Set down the full listing exactly, character for character.

** start of RECORDS **

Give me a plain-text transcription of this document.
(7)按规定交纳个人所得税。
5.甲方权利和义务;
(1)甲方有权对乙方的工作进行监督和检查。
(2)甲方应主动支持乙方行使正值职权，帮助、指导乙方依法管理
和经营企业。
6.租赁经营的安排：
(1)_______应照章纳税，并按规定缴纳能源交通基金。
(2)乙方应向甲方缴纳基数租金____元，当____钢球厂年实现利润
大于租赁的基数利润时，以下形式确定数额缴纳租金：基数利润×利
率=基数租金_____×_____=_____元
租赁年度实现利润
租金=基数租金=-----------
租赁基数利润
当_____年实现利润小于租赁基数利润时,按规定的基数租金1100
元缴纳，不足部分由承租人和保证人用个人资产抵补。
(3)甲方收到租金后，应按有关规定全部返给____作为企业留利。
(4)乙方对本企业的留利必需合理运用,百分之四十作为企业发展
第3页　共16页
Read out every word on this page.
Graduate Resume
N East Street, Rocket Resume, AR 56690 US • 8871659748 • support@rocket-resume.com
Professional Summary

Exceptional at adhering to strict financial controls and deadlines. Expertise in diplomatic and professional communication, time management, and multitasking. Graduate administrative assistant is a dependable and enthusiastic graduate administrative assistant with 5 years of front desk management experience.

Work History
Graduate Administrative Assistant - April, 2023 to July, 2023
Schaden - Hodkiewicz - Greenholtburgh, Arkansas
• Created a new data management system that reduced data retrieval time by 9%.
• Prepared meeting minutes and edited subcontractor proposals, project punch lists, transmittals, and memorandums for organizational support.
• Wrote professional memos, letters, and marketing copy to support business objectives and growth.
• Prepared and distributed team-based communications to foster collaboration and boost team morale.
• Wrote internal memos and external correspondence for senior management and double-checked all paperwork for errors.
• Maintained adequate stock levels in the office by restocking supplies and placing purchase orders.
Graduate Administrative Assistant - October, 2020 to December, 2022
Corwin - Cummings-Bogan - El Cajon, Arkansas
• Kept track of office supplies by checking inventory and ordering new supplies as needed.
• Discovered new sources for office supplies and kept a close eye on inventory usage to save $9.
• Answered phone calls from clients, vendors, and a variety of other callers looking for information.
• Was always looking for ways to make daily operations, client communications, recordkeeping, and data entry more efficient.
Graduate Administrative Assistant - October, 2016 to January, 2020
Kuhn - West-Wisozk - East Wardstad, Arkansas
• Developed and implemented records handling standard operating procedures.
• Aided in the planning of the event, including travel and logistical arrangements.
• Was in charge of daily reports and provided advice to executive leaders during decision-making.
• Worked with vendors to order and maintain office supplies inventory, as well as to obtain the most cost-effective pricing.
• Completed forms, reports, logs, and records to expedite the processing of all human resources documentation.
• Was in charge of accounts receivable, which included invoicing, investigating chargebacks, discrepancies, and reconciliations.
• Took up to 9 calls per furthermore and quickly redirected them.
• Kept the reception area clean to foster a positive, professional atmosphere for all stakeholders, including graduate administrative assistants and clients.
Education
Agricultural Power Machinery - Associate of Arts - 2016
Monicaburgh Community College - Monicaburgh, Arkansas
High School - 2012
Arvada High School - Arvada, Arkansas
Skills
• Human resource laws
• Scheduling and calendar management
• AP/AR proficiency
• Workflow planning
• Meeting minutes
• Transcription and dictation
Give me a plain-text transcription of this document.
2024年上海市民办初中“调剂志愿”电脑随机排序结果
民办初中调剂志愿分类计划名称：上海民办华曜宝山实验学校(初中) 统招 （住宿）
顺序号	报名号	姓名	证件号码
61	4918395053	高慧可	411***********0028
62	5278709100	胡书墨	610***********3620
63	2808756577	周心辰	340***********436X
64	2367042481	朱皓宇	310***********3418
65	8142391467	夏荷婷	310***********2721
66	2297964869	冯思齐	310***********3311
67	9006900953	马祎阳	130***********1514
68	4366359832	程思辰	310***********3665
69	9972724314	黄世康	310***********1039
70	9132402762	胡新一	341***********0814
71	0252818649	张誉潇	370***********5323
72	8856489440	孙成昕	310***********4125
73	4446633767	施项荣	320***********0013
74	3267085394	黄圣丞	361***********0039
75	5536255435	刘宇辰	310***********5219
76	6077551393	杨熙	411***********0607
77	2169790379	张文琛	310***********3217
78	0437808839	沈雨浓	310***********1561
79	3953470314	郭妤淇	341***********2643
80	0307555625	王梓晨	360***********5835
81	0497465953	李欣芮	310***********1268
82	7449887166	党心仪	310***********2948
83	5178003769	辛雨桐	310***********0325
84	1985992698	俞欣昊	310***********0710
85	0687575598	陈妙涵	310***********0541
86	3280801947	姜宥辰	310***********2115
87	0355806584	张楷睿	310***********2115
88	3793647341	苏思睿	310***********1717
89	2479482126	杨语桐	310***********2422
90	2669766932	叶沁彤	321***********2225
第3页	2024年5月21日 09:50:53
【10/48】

** end of RECORDS **

REPLY =>
Give me a plain-text transcription of this document.
(7)按规定交纳个人所得税。
5.甲方权利和义务;
(1)甲方有权对乙方的工作进行监督和检查。
(2)甲方应主动支持乙方行使正值职权，帮助、指导乙方依法管理
和经营企业。
6.租赁经营的安排：
(1)_______应照章纳税，并按规定缴纳能源交通基金。
(2)乙方应向甲方缴纳基数租金____元，当____钢球厂年实现利润
大于租赁的基数利润时，以下形式确定数额缴纳租金：基数利润×利
率=基数租金_____×_____=_____元
租赁年度实现利润
租金=基数租金=-----------
租赁基数利润
当_____年实现利润小于租赁基数利润时,按规定的基数租金1100
元缴纳，不足部分由承租人和保证人用个人资产抵补。
(3)甲方收到租金后，应按有关规定全部返给____作为企业留利。
(4)乙方对本企业的留利必需合理运用,百分之四十作为企业发展
第3页　共16页
Read out every word on this page.
Graduate Resume
N East Street, Rocket Resume, AR 56690 US • 8871659748 • support@rocket-resume.com
Professional Summary

Exceptional at adhering to strict financial controls and deadlines. Expertise in diplomatic and professional communication, time management, and multitasking. Graduate administrative assistant is a dependable and enthusiastic graduate administrative assistant with 5 years of front desk management experience.

Work History
Graduate Administrative Assistant - April, 2023 to July, 2023
Schaden - Hodkiewicz - Greenholtburgh, Arkansas
• Created a new data management system that reduced data retrieval time by 9%.
• Prepared meeting minutes and edited subcontractor proposals, project punch lists, transmittals, and memorandums for organizational support.
• Wrote professional memos, letters, and marketing copy to support business objectives and growth.
• Prepared and distributed team-based communications to foster collaboration and boost team morale.
• Wrote internal memos and external correspondence for senior management and double-checked all paperwork for errors.
• Maintained adequate stock levels in the office by restocking supplies and placing purchase orders.
Graduate Administrative Assistant - October, 2020 to December, 2022
Corwin - Cummings-Bogan - El Cajon, Arkansas
• Kept track of office supplies by checking inventory and ordering new supplies as needed.
• Discovered new sources for office supplies and kept a close eye on inventory usage to save $9.
• Answered phone calls from clients, vendors, and a variety of other callers looking for information.
• Was always looking for ways to make daily operations, client communications, recordkeeping, and data entry more efficient.
Graduate Administrative Assistant - October, 2016 to January, 2020
Kuhn - West-Wisozk - East Wardstad, Arkansas
• Developed and implemented records handling standard operating procedures.
• Aided in the planning of the event, including travel and logistical arrangements.
• Was in charge of daily reports and provided advice to executive leaders during decision-making.
• Worked with vendors to order and maintain office supplies inventory, as well as to obtain the most cost-effective pricing.
• Completed forms, reports, logs, and records to expedite the processing of all human resources documentation.
• Was in charge of accounts receivable, which included invoicing, investigating chargebacks, discrepancies, and reconciliations.
• Took up to 9 calls per furthermore and quickly redirected them.
• Kept the reception area clean to foster a positive, professional atmosphere for all stakeholders, including graduate administrative assistants and clients.
Education
Agricultural Power Machinery - Associate of Arts - 2016
Monicaburgh Community College - Monicaburgh, Arkansas
High School - 2012
Arvada High School - Arvada, Arkansas
Skills
• Human resource laws
• Scheduling and calendar management
• AP/AR proficiency
• Workflow planning
• Meeting minutes
• Transcription and dictation
Give me a plain-text transcription of this document.
2024年上海市民办初中“调剂志愿”电脑随机排序结果
民办初中调剂志愿分类计划名称：上海民办华曜宝山实验学校(初中) 统招 （住宿）
顺序号	报名号	姓名	证件号码
61	4918395053	高慧可	411***********0028
62	5278709100	胡书墨	610***********3620
63	2808756577	周心辰	340***********436X
64	2367042481	朱皓宇	310***********3418
65	8142391467	夏荷婷	310***********2721
66	2297964869	冯思齐	310***********3311
67	9006900953	马祎阳	130***********1514
68	4366359832	程思辰	310***********3665
69	9972724314	黄世康	310***********1039
70	9132402762	胡新一	341***********0814
71	0252818649	张誉潇	370***********5323
72	8856489440	孙成昕	310***********4125
73	4446633767	施项荣	320***********0013
74	3267085394	黄圣丞	361***********0039
75	5536255435	刘宇辰	310***********5219
76	6077551393	杨熙	411***********0607
77	2169790379	张文琛	310***********3217
78	0437808839	沈雨浓	310***********1561
79	3953470314	郭妤淇	341***********2643
80	0307555625	王梓晨	360***********5835
81	0497465953	李欣芮	310***********1268
82	7449887166	党心仪	310***********2948
83	5178003769	辛雨桐	310***********0325
84	1985992698	俞欣昊	310***********0710
85	0687575598	陈妙涵	310***********0541
86	3280801947	姜宥辰	310***********2115
87	0355806584	张楷睿	310***********2115
88	3793647341	苏思睿	310***********1717
89	2479482126	杨语桐	310***********2422
90	2669766932	叶沁彤	321***********2225
第3页	2024年5月21日 09:50:53
【10/48】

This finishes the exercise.